Task to complete: Each line should be copied exactly.

Records for processing:
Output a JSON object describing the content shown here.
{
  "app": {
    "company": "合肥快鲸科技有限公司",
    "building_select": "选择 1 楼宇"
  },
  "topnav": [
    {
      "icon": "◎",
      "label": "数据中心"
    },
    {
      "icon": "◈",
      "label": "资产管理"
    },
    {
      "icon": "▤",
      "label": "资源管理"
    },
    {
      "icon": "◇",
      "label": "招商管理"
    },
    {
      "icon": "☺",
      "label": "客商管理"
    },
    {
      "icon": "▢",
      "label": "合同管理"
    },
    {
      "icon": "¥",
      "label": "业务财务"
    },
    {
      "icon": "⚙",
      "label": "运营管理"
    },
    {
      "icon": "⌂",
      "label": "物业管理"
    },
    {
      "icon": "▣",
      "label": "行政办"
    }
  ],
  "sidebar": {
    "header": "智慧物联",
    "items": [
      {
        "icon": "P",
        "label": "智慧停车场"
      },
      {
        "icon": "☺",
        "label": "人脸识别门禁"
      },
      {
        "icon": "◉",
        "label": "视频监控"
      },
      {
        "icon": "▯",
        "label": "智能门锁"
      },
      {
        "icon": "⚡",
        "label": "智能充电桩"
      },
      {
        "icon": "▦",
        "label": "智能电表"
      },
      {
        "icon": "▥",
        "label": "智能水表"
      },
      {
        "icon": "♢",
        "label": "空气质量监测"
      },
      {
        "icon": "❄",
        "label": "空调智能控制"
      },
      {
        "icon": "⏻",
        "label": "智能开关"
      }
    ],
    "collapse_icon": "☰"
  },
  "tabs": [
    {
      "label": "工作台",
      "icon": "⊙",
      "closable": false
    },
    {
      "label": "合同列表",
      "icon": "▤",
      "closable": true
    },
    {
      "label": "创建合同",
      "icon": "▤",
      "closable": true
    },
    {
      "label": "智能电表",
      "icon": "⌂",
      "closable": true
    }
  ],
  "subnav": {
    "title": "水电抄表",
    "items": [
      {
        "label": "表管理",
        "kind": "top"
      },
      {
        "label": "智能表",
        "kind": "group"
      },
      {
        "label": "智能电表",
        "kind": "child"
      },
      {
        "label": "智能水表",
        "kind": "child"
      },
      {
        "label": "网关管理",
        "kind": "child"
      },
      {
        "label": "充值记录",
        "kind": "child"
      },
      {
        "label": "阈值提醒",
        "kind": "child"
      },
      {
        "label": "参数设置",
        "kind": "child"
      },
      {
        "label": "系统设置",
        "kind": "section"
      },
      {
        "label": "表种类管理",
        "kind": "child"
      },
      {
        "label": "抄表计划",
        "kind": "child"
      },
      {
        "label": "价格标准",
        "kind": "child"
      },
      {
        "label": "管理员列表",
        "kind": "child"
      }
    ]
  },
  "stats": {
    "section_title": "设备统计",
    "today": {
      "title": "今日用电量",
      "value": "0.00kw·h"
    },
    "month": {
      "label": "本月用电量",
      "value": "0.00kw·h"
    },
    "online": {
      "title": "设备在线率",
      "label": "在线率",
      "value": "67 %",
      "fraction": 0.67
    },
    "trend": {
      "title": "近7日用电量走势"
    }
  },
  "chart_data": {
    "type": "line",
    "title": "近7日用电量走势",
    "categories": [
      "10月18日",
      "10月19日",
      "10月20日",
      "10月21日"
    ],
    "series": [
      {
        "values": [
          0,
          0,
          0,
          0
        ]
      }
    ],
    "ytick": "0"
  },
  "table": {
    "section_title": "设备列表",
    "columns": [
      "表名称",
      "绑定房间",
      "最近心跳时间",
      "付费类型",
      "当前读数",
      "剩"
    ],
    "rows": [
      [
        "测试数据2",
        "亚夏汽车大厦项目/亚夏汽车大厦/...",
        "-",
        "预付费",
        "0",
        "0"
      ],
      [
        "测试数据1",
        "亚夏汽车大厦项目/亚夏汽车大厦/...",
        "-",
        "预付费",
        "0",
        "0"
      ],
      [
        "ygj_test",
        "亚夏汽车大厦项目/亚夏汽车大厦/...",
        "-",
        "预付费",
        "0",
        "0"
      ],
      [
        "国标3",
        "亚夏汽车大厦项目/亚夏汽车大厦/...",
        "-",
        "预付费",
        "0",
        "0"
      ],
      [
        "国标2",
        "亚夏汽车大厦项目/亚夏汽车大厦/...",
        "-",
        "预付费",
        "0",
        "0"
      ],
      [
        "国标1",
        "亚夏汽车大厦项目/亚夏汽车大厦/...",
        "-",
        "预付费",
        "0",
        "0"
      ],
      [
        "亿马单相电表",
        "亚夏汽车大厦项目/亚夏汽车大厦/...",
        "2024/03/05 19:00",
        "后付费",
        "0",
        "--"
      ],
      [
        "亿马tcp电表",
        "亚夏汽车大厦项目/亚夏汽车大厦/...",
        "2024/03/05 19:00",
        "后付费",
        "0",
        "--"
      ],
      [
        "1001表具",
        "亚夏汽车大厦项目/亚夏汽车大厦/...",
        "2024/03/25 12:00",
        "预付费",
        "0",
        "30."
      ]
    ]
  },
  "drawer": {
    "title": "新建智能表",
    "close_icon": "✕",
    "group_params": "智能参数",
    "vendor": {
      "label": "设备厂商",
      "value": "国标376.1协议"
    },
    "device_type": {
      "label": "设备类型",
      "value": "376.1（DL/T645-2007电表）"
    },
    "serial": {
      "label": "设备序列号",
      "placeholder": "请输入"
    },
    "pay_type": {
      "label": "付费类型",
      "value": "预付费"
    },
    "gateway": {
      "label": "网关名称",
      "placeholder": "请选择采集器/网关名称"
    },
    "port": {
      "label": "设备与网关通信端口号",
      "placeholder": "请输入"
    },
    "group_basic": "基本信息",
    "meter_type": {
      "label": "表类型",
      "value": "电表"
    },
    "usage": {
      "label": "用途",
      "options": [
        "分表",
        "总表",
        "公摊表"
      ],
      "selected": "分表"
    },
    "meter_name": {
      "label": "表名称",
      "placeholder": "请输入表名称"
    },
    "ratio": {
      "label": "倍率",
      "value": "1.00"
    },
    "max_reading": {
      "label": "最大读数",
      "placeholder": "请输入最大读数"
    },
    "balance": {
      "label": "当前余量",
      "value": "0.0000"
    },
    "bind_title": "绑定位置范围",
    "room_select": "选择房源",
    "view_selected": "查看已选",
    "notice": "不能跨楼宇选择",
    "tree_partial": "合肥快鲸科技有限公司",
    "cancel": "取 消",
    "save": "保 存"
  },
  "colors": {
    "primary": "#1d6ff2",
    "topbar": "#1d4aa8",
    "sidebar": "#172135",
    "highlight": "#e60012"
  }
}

The output:
Output a JSON object describing the content shown here.
{
  "app": {
    "company": "合肥快鲸科技有限公司",
    "building_select": "选择 1 楼宇"
  },
  "topnav": [
    {
      "icon": "◎",
      "label": "数据中心"
    },
    {
      "icon": "◈",
      "label": "资产管理"
    },
    {
      "icon": "▤",
      "label": "资源管理"
    },
    {
      "icon": "◇",
      "label": "招商管理"
    },
    {
      "icon": "☺",
      "label": "客商管理"
    },
    {
      "icon": "▢",
      "label": "合同管理"
    },
    {
      "icon": "¥",
      "label": "业务财务"
    },
    {
      "icon": "⚙",
      "label": "运营管理"
    },
    {
      "icon": "⌂",
      "label": "物业管理"
    },
    {
      "icon": "▣",
      "label": "行政办"
    }
  ],
  "sidebar": {
    "header": "智慧物联",
    "items": [
      {
        "icon": "P",
        "label": "智慧停车场"
      },
      {
        "icon": "☺",
        "label": "人脸识别门禁"
      },
      {
        "icon": "◉",
        "label": "视频监控"
      },
      {
        "icon": "▯",
        "label": "智能门锁"
      },
      {
        "icon": "⚡",
        "label": "智能充电桩"
      },
      {
        "icon": "▦",
        "label": "智能电表"
      },
      {
        "icon": "▥",
        "label": "智能水表"
      },
      {
        "icon": "♢",
        "label": "空气质量监测"
      },
      {
        "icon": "❄",
        "label": "空调智能控制"
      },
      {
        "icon": "⏻",
        "label": "智能开关"
      }
    ],
    "collapse_icon": "☰"
  },
  "tabs": [
    {
      "label": "工作台",
      "icon": "⊙",
      "closable": false
    },
    {
      "label": "合同列表",
      "icon": "▤",
      "closable": true
    },
    {
      "label": "创建合同",
      "icon": "▤",
      "closable": true
    },
    {
      "label": "智能电表",
      "icon": "⌂",
      "closable": true
    }
  ],
  "subnav": {
    "title": "水电抄表",
    "items": [
      {
        "label": "表管理",
        "kind": "top"
      },
      {
        "label": "智能表",
        "kind": "group"
      },
      {
        "label": "智能电表",
        "kind": "child"
      },
      {
        "label": "智能水表",
        "kind": "child"
      },
      {
        "label": "网关管理",
        "kind": "child"
      },
      {
        "label": "充值记录",
        "kind": "child"
      },
      {
        "label": "阈值提醒",
        "kind": "child"
      },
      {
        "label": "参数设置",
        "kind": "child"
      },
      {
        "label": "系统设置",
        "kind": "section"
      },
      {
        "label": "表种类管理",
        "kind": "child"
      },
      {
        "label": "抄表计划",
        "kind": "child"
      },
      {
        "label": "价格标准",
        "kind": "child"
      },
      {
        "label": "管理员列表",
        "kind": "child"
      }
    ]
  },
  "stats": {
    "section_title": "设备统计",
    "today": {
      "title": "今日用电量",
      "value": "0.00kw·h"
    },
    "month": {
      "label": "本月用电量",
      "value": "0.00kw·h"
    },
    "online": {
      "title": "设备在线率",
      "label": "在线率",
      "value": "67 %",
      "fraction": 0.67
    },
    "trend": {
      "title": "近7日用电量走势"
    }
  },
  "chart_data": {
    "type": "line",
    "title": "近7日用电量走势",
    "categories": [
      "10月18日",
      "10月19日",
      "10月20日",
      "10月21日"
    ],
    "series": [
      {
        "values": [
          0,
          0,
          0,
          0
        ]
      }
    ],
    "ytick": "0"
  },
  "table": {
    "section_title": "设备列表",
    "columns": [
      "表名称",
      "绑定房间",
      "最近心跳时间",
      "付费类型",
      "当前读数",
      "剩"
    ],
    "rows": [
      [
        "测试数据2",
        "亚夏汽车大厦项目/亚夏汽车大厦/...",
        "-",
        "预付费",
        "0",
        "0"
      ],
      [
        "测试数据1",
        "亚夏汽车大厦项目/亚夏汽车大厦/...",
        "-",
        "预付费",
        "0",
        "0"
      ],
      [
        "ygj_test",
        "亚夏汽车大厦项目/亚夏汽车大厦/...",
        "-",
        "预付费",
        "0",
        "0"
      ],
      [
        "国标3",
        "亚夏汽车大厦项目/亚夏汽车大厦/...",
        "-",
        "预付费",
        "0",
        "0"
      ],
      [
        "国标2",
        "亚夏汽车大厦项目/亚夏汽车大厦/...",
        "-",
        "预付费",
        "0",
        "0"
      ],
      [
        "国标1",
        "亚夏汽车大厦项目/亚夏汽车大厦/...",
        "-",
        "预付费",
        "0",
        "0"
      ],
      [
        "亿马单相电表",
        "亚夏汽车大厦项目/亚夏汽车大厦/...",
        "2024/03/05 19:00",
        "后付费",
        "0",
        "--"
      ],
      [
        "亿马tcp电表",
        "亚夏汽车大厦项目/亚夏汽车大厦/...",
        "2024/03/05 19:00",
        "后付费",
        "0",
        "--"
      ],
      [
        "1001表具",
        "亚夏汽车大厦项目/亚夏汽车大厦/...",
        "2024/03/25 12:00",
        "预付费",
        "0",
        "30."
      ]
    ]
  },
  "drawer": {
    "title": "新建智能表",
    "close_icon": "✕",
    "group_params": "智能参数",
    "vendor": {
      "label": "设备厂商",
      "value": "国标376.1协议"
    },
    "device_type": {
      "label": "设备类型",
      "value": "376.1（DL/T645-2007电表）"
    },
    "serial": {
      "label": "设备序列号",
      "placeholder": "请输入"
    },
    "pay_type": {
      "label": "付费类型",
      "value": "预付费"
    },
    "gateway": {
      "label": "网关名称",
      "placeholder": "请选择采集器/网关名称"
    },
    "port": {
      "label": "设备与网关通信端口号",
      "placeholder": "请输入"
    },
    "group_basic": "基本信息",
    "meter_type": {
      "label": "表类型",
      "value": "电表"
    },
    "usage": {
      "label": "用途",
      "options": [
        "分表",
        "总表",
        "公摊表"
      ],
      "selected": "分表"
    },
    "meter_name": {
      "label": "表名称",
      "placeholder": "请输入表名称"
    },
    "ratio": {
      "label": "倍率",
      "value": "1.00"
    },
    "max_reading": {
      "label": "最大读数",
      "placeholder": "请输入最大读数"
    },
    "balance": {
      "label": "当前余量",
      "value": "0.0000"
    },
    "bind_title": "绑定位置范围",
    "room_select": "选择房源",
    "view_selected": "查看已选",
    "notice": "不能跨楼宇选择",
    "tree_partial": "合肥快鲸科技有限公司",
    "cancel": "取 消",
    "save": "保 存"
  },
  "colors": {
    "primary": "#1d6ff2",
    "topbar": "#1d4aa8",
    "sidebar": "#172135",
    "highlight": "#e60012"
  }
}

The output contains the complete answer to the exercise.